___ THE DATA ___

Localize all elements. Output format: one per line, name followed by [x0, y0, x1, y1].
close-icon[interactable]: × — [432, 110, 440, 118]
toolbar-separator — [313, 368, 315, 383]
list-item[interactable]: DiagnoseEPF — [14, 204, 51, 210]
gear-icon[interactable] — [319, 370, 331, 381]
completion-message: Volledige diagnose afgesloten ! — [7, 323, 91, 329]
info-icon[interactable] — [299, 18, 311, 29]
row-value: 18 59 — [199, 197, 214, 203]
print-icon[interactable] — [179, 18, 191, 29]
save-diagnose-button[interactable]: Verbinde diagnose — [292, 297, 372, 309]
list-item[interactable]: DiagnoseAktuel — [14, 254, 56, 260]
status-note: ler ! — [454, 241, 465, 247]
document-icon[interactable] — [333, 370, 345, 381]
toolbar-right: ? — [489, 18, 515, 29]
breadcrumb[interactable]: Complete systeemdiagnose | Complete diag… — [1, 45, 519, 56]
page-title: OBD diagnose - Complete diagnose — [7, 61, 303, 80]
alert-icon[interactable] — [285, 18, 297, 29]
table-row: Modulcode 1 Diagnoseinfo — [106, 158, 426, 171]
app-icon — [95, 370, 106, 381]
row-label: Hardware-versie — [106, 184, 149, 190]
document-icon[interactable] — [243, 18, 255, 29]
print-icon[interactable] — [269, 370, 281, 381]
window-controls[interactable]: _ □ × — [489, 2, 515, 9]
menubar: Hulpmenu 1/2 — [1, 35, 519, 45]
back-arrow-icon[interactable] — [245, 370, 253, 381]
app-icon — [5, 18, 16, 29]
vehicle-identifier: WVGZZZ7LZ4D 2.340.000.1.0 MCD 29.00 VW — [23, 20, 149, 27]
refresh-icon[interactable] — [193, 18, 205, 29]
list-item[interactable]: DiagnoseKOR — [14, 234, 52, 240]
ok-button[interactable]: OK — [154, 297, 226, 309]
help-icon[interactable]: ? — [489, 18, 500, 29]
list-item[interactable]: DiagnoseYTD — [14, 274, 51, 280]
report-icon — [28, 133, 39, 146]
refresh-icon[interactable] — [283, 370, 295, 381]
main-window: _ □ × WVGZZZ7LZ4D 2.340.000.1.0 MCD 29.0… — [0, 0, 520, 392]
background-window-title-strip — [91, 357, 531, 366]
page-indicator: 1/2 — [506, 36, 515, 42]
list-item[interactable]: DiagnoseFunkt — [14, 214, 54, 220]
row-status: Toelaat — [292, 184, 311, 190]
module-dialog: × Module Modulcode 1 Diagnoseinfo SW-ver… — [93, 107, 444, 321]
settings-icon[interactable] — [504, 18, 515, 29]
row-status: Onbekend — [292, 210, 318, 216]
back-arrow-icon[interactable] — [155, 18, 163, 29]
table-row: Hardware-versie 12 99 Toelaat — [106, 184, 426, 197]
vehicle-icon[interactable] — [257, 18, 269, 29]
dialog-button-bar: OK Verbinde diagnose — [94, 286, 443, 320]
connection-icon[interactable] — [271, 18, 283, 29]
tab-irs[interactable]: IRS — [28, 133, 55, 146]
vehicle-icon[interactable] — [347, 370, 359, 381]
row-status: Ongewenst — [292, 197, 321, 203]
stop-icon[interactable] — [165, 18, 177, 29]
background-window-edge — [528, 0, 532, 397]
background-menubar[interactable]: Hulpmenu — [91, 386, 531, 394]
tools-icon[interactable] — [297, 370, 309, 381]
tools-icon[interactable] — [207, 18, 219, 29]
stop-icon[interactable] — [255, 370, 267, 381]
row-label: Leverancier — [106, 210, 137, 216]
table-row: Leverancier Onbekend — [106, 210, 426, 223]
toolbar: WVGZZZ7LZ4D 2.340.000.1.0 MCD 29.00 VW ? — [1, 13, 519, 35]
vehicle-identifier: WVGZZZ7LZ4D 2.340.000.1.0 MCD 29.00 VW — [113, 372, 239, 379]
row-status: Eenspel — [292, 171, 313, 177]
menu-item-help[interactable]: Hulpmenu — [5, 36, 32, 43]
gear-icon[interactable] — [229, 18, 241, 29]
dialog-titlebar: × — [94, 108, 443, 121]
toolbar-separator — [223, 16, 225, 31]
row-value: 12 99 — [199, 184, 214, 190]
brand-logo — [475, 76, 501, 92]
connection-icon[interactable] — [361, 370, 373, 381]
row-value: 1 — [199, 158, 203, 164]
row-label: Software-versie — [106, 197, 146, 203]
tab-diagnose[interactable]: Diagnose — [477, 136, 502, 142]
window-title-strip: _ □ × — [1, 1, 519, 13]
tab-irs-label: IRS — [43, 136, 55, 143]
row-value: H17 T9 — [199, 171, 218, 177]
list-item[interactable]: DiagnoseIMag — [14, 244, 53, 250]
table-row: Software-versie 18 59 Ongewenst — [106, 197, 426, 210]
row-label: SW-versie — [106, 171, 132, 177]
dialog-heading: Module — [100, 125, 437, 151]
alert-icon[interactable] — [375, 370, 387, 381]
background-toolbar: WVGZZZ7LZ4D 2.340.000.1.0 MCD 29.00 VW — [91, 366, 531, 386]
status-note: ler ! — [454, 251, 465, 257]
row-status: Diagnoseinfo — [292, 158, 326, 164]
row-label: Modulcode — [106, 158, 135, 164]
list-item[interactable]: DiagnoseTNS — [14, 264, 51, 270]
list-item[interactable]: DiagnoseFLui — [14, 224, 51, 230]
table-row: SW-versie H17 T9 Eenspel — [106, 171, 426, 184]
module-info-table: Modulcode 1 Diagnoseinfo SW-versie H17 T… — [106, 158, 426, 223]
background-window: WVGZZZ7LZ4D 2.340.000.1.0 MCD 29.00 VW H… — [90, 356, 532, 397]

___

> **WORK TO DO**
Return every item above, reproducing each line character for character.

> **ANSWER TO THE TASK**
Localize all elements. Output format: one per line, name followed by [x0, y0, x1, y1].
close-icon[interactable]: × — [432, 110, 440, 118]
toolbar-separator — [313, 368, 315, 383]
list-item[interactable]: DiagnoseEPF — [14, 204, 51, 210]
gear-icon[interactable] — [319, 370, 331, 381]
completion-message: Volledige diagnose afgesloten ! — [7, 323, 91, 329]
info-icon[interactable] — [299, 18, 311, 29]
row-value: 18 59 — [199, 197, 214, 203]
print-icon[interactable] — [179, 18, 191, 29]
save-diagnose-button[interactable]: Verbinde diagnose — [292, 297, 372, 309]
list-item[interactable]: DiagnoseAktuel — [14, 254, 56, 260]
status-note: ler ! — [454, 241, 465, 247]
document-icon[interactable] — [333, 370, 345, 381]
toolbar-right: ? — [489, 18, 515, 29]
breadcrumb[interactable]: Complete systeemdiagnose | Complete diag… — [1, 45, 519, 56]
page-title: OBD diagnose - Complete diagnose — [7, 61, 303, 80]
alert-icon[interactable] — [285, 18, 297, 29]
table-row: Modulcode 1 Diagnoseinfo — [106, 158, 426, 171]
app-icon — [95, 370, 106, 381]
row-label: Hardware-versie — [106, 184, 149, 190]
document-icon[interactable] — [243, 18, 255, 29]
print-icon[interactable] — [269, 370, 281, 381]
window-controls[interactable]: _ □ × — [489, 2, 515, 9]
menubar: Hulpmenu 1/2 — [1, 35, 519, 45]
back-arrow-icon[interactable] — [245, 370, 253, 381]
app-icon — [5, 18, 16, 29]
vehicle-identifier: WVGZZZ7LZ4D 2.340.000.1.0 MCD 29.00 VW — [23, 20, 149, 27]
refresh-icon[interactable] — [193, 18, 205, 29]
list-item[interactable]: DiagnoseKOR — [14, 234, 52, 240]
ok-button[interactable]: OK — [154, 297, 226, 309]
help-icon[interactable]: ? — [489, 18, 500, 29]
list-item[interactable]: DiagnoseYTD — [14, 274, 51, 280]
report-icon — [28, 133, 39, 146]
refresh-icon[interactable] — [283, 370, 295, 381]
main-window: _ □ × WVGZZZ7LZ4D 2.340.000.1.0 MCD 29.0… — [0, 0, 520, 392]
background-window-title-strip — [91, 357, 531, 366]
page-indicator: 1/2 — [506, 36, 515, 42]
list-item[interactable]: DiagnoseFunkt — [14, 214, 54, 220]
row-status: Toelaat — [292, 184, 311, 190]
module-dialog: × Module Modulcode 1 Diagnoseinfo SW-ver… — [93, 107, 444, 321]
settings-icon[interactable] — [504, 18, 515, 29]
row-status: Onbekend — [292, 210, 318, 216]
back-arrow-icon[interactable] — [155, 18, 163, 29]
table-row: Hardware-versie 12 99 Toelaat — [106, 184, 426, 197]
vehicle-icon[interactable] — [257, 18, 269, 29]
dialog-button-bar: OK Verbinde diagnose — [94, 286, 443, 320]
connection-icon[interactable] — [271, 18, 283, 29]
tab-irs[interactable]: IRS — [28, 133, 55, 146]
vehicle-icon[interactable] — [347, 370, 359, 381]
row-status: Ongewenst — [292, 197, 321, 203]
stop-icon[interactable] — [165, 18, 177, 29]
background-window-edge — [528, 0, 532, 397]
background-menubar[interactable]: Hulpmenu — [91, 386, 531, 394]
tools-icon[interactable] — [297, 370, 309, 381]
tools-icon[interactable] — [207, 18, 219, 29]
stop-icon[interactable] — [255, 370, 267, 381]
row-label: Leverancier — [106, 210, 137, 216]
table-row: Leverancier Onbekend — [106, 210, 426, 223]
toolbar: WVGZZZ7LZ4D 2.340.000.1.0 MCD 29.00 VW ? — [1, 13, 519, 35]
vehicle-identifier: WVGZZZ7LZ4D 2.340.000.1.0 MCD 29.00 VW — [113, 372, 239, 379]
row-status: Eenspel — [292, 171, 313, 177]
menu-item-help[interactable]: Hulpmenu — [5, 36, 32, 43]
gear-icon[interactable] — [229, 18, 241, 29]
dialog-titlebar: × — [94, 108, 443, 121]
toolbar-separator — [223, 16, 225, 31]
row-value: 12 99 — [199, 184, 214, 190]
brand-logo — [475, 76, 501, 92]
connection-icon[interactable] — [361, 370, 373, 381]
row-value: 1 — [199, 158, 203, 164]
row-label: Software-versie — [106, 197, 146, 203]
tab-diagnose[interactable]: Diagnose — [477, 136, 502, 142]
window-title-strip: _ □ × — [1, 1, 519, 13]
tab-irs-label: IRS — [43, 136, 55, 143]
row-value: H17 T9 — [199, 171, 218, 177]
list-item[interactable]: DiagnoseIMag — [14, 244, 53, 250]
table-row: Software-versie 18 59 Ongewenst — [106, 197, 426, 210]
row-label: SW-versie — [106, 171, 132, 177]
dialog-heading: Module — [100, 125, 437, 151]
alert-icon[interactable] — [375, 370, 387, 381]
background-toolbar: WVGZZZ7LZ4D 2.340.000.1.0 MCD 29.00 VW — [91, 366, 531, 386]
status-note: ler ! — [454, 251, 465, 257]
row-status: Diagnoseinfo — [292, 158, 326, 164]
row-label: Modulcode — [106, 158, 135, 164]
list-item[interactable]: DiagnoseTNS — [14, 264, 51, 270]
list-item[interactable]: DiagnoseFLui — [14, 224, 51, 230]
table-row: SW-versie H17 T9 Eenspel — [106, 171, 426, 184]
module-info-table: Modulcode 1 Diagnoseinfo SW-versie H17 T… — [106, 158, 426, 223]
background-window: WVGZZZ7LZ4D 2.340.000.1.0 MCD 29.00 VW H… — [90, 356, 532, 397]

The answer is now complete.